** TO DO **
Starting from the line containing "What text is on this page?", write out every remaining line exactly, the last one included.

** DATA TO PROCESS **

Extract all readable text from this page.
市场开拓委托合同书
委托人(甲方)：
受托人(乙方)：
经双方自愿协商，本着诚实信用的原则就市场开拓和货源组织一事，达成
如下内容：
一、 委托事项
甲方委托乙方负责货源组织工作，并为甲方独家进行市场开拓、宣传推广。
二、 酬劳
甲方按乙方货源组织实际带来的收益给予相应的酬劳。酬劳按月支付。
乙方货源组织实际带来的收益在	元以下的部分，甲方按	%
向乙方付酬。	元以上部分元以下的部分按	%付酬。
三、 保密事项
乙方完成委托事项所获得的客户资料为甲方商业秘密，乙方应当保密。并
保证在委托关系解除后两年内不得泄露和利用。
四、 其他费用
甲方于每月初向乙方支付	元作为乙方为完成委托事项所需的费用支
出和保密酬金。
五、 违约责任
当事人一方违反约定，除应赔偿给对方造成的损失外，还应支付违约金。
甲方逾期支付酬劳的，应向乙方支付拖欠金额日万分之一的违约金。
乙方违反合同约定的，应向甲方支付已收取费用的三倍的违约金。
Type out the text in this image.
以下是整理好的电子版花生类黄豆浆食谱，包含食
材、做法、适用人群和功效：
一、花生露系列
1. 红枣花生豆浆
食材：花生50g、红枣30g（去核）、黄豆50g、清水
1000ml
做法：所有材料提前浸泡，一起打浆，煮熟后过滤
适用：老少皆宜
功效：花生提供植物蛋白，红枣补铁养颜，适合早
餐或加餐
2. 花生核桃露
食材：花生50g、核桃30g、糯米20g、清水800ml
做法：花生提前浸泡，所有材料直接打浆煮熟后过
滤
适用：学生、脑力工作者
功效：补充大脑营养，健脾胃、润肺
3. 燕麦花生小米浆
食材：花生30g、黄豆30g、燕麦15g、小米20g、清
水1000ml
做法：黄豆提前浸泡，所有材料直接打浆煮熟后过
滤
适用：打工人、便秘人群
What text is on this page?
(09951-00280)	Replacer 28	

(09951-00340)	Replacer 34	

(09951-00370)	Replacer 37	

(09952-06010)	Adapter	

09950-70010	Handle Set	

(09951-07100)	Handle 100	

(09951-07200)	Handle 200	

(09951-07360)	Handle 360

** SOLUTION **
What text is on this page?
(09951-00280)	Replacer 28	

(09951-00340)	Replacer 34	

(09951-00370)	Replacer 37	

(09952-06010)	Adapter	

09950-70010	Handle Set	

(09951-07100)	Handle 100	

(09951-07200)	Handle 200	

(09951-07360)	Handle 360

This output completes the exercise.